▶ [Given task]: Return every record exactly as written.

** start **

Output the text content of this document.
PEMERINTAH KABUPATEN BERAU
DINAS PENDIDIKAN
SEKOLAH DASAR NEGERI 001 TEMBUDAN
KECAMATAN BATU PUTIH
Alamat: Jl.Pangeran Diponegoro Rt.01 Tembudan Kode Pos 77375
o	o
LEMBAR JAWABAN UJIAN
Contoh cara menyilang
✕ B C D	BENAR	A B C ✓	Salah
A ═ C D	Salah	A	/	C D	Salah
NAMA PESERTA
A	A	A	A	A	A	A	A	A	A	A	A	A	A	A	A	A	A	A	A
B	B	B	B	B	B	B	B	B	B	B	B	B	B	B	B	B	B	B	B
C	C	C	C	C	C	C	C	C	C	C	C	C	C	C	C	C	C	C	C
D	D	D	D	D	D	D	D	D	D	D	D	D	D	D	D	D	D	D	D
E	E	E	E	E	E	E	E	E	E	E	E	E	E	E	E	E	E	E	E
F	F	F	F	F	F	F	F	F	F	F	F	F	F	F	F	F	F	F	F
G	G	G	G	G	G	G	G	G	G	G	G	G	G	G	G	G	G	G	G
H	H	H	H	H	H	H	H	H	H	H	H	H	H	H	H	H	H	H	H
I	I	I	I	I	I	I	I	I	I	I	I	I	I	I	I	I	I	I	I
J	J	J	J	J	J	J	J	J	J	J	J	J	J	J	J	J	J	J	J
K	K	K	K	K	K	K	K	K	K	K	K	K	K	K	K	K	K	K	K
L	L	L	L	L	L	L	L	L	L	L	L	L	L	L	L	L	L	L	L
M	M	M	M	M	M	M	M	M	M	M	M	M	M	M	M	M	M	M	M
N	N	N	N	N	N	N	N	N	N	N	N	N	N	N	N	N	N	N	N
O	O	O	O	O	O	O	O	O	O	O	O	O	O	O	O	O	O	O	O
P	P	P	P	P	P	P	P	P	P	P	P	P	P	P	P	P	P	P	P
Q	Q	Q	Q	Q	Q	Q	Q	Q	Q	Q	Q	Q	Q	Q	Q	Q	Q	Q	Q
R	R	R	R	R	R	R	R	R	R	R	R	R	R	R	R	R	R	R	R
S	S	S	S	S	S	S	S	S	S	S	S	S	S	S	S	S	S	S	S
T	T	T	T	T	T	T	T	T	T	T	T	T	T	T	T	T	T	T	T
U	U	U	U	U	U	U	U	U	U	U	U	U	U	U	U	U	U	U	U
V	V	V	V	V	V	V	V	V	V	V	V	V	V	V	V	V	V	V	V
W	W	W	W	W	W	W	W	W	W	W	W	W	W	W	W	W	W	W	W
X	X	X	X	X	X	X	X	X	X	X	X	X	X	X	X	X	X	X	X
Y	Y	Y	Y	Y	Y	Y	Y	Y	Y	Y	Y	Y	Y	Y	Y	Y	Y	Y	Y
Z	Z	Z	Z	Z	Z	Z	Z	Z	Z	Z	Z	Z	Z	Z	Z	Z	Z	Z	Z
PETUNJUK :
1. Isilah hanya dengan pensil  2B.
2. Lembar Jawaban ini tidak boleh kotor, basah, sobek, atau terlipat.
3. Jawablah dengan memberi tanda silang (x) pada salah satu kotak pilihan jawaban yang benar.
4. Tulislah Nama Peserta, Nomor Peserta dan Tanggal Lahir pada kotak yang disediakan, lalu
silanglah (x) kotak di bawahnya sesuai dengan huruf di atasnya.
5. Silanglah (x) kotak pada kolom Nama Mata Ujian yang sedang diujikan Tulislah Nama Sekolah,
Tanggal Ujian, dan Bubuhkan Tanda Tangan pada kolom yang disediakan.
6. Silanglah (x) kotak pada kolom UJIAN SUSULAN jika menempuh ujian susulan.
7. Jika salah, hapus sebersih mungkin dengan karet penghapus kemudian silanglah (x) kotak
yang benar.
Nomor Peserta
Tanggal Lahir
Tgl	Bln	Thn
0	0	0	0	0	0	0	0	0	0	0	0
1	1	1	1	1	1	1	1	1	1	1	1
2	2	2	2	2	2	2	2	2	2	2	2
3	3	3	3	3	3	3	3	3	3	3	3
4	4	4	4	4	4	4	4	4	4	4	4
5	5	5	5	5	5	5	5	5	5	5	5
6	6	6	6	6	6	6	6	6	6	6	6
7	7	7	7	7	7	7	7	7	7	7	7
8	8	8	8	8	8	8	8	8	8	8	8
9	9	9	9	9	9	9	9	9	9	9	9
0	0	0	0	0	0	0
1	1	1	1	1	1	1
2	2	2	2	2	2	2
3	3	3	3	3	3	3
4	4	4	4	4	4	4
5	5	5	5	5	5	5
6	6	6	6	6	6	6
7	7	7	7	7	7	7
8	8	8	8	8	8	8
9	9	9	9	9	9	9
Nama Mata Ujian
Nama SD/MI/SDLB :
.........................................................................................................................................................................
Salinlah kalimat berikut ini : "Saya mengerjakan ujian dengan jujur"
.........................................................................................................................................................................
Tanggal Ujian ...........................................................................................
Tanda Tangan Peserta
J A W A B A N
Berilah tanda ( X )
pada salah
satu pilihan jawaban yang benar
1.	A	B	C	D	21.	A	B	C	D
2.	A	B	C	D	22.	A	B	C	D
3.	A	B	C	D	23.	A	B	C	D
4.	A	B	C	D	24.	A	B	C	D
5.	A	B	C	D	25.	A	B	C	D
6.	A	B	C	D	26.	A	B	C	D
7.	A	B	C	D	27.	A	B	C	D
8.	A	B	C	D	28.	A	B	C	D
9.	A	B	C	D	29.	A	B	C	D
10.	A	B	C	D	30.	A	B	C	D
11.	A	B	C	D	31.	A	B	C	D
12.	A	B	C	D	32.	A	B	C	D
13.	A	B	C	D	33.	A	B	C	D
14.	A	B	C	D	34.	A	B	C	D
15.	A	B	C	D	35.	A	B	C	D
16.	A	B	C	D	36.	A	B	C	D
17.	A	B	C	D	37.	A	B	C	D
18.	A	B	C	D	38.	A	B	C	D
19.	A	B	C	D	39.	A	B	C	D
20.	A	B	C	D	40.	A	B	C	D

** end **

▶ [Exercise result]:
Output the text content of this document.
PEMERINTAH KABUPATEN BERAU
DINAS PENDIDIKAN
SEKOLAH DASAR NEGERI 001 TEMBUDAN
KECAMATAN BATU PUTIH
Alamat: Jl.Pangeran Diponegoro Rt.01 Tembudan Kode Pos 77375
o	o
LEMBAR JAWABAN UJIAN
Contoh cara menyilang
✕ B C D	BENAR	A B C ✓	Salah
A ═ C D	Salah	A	/	C D	Salah
NAMA PESERTA
A	A	A	A	A	A	A	A	A	A	A	A	A	A	A	A	A	A	A	A
B	B	B	B	B	B	B	B	B	B	B	B	B	B	B	B	B	B	B	B
C	C	C	C	C	C	C	C	C	C	C	C	C	C	C	C	C	C	C	C
D	D	D	D	D	D	D	D	D	D	D	D	D	D	D	D	D	D	D	D
E	E	E	E	E	E	E	E	E	E	E	E	E	E	E	E	E	E	E	E
F	F	F	F	F	F	F	F	F	F	F	F	F	F	F	F	F	F	F	F
G	G	G	G	G	G	G	G	G	G	G	G	G	G	G	G	G	G	G	G
H	H	H	H	H	H	H	H	H	H	H	H	H	H	H	H	H	H	H	H
I	I	I	I	I	I	I	I	I	I	I	I	I	I	I	I	I	I	I	I
J	J	J	J	J	J	J	J	J	J	J	J	J	J	J	J	J	J	J	J
K	K	K	K	K	K	K	K	K	K	K	K	K	K	K	K	K	K	K	K
L	L	L	L	L	L	L	L	L	L	L	L	L	L	L	L	L	L	L	L
M	M	M	M	M	M	M	M	M	M	M	M	M	M	M	M	M	M	M	M
N	N	N	N	N	N	N	N	N	N	N	N	N	N	N	N	N	N	N	N
O	O	O	O	O	O	O	O	O	O	O	O	O	O	O	O	O	O	O	O
P	P	P	P	P	P	P	P	P	P	P	P	P	P	P	P	P	P	P	P
Q	Q	Q	Q	Q	Q	Q	Q	Q	Q	Q	Q	Q	Q	Q	Q	Q	Q	Q	Q
R	R	R	R	R	R	R	R	R	R	R	R	R	R	R	R	R	R	R	R
S	S	S	S	S	S	S	S	S	S	S	S	S	S	S	S	S	S	S	S
T	T	T	T	T	T	T	T	T	T	T	T	T	T	T	T	T	T	T	T
U	U	U	U	U	U	U	U	U	U	U	U	U	U	U	U	U	U	U	U
V	V	V	V	V	V	V	V	V	V	V	V	V	V	V	V	V	V	V	V
W	W	W	W	W	W	W	W	W	W	W	W	W	W	W	W	W	W	W	W
X	X	X	X	X	X	X	X	X	X	X	X	X	X	X	X	X	X	X	X
Y	Y	Y	Y	Y	Y	Y	Y	Y	Y	Y	Y	Y	Y	Y	Y	Y	Y	Y	Y
Z	Z	Z	Z	Z	Z	Z	Z	Z	Z	Z	Z	Z	Z	Z	Z	Z	Z	Z	Z
PETUNJUK :
1. Isilah hanya dengan pensil  2B.
2. Lembar Jawaban ini tidak boleh kotor, basah, sobek, atau terlipat.
3. Jawablah dengan memberi tanda silang (x) pada salah satu kotak pilihan jawaban yang benar.
4. Tulislah Nama Peserta, Nomor Peserta dan Tanggal Lahir pada kotak yang disediakan, lalu
silanglah (x) kotak di bawahnya sesuai dengan huruf di atasnya.
5. Silanglah (x) kotak pada kolom Nama Mata Ujian yang sedang diujikan Tulislah Nama Sekolah,
Tanggal Ujian, dan Bubuhkan Tanda Tangan pada kolom yang disediakan.
6. Silanglah (x) kotak pada kolom UJIAN SUSULAN jika menempuh ujian susulan.
7. Jika salah, hapus sebersih mungkin dengan karet penghapus kemudian silanglah (x) kotak
yang benar.
Nomor Peserta
Tanggal Lahir
Tgl	Bln	Thn
0	0	0	0	0	0	0	0	0	0	0	0
1	1	1	1	1	1	1	1	1	1	1	1
2	2	2	2	2	2	2	2	2	2	2	2
3	3	3	3	3	3	3	3	3	3	3	3
4	4	4	4	4	4	4	4	4	4	4	4
5	5	5	5	5	5	5	5	5	5	5	5
6	6	6	6	6	6	6	6	6	6	6	6
7	7	7	7	7	7	7	7	7	7	7	7
8	8	8	8	8	8	8	8	8	8	8	8
9	9	9	9	9	9	9	9	9	9	9	9
0	0	0	0	0	0	0
1	1	1	1	1	1	1
2	2	2	2	2	2	2
3	3	3	3	3	3	3
4	4	4	4	4	4	4
5	5	5	5	5	5	5
6	6	6	6	6	6	6
7	7	7	7	7	7	7
8	8	8	8	8	8	8
9	9	9	9	9	9	9
Nama Mata Ujian
Nama SD/MI/SDLB :
.........................................................................................................................................................................
Salinlah kalimat berikut ini : "Saya mengerjakan ujian dengan jujur"
.........................................................................................................................................................................
Tanggal Ujian ...........................................................................................
Tanda Tangan Peserta
J A W A B A N
Berilah tanda ( X )
pada salah
satu pilihan jawaban yang benar
1.	A	B	C	D	21.	A	B	C	D
2.	A	B	C	D	22.	A	B	C	D
3.	A	B	C	D	23.	A	B	C	D
4.	A	B	C	D	24.	A	B	C	D
5.	A	B	C	D	25.	A	B	C	D
6.	A	B	C	D	26.	A	B	C	D
7.	A	B	C	D	27.	A	B	C	D
8.	A	B	C	D	28.	A	B	C	D
9.	A	B	C	D	29.	A	B	C	D
10.	A	B	C	D	30.	A	B	C	D
11.	A	B	C	D	31.	A	B	C	D
12.	A	B	C	D	32.	A	B	C	D
13.	A	B	C	D	33.	A	B	C	D
14.	A	B	C	D	34.	A	B	C	D
15.	A	B	C	D	35.	A	B	C	D
16.	A	B	C	D	36.	A	B	C	D
17.	A	B	C	D	37.	A	B	C	D
18.	A	B	C	D	38.	A	B	C	D
19.	A	B	C	D	39.	A	B	C	D
20.	A	B	C	D	40.	A	B	C	D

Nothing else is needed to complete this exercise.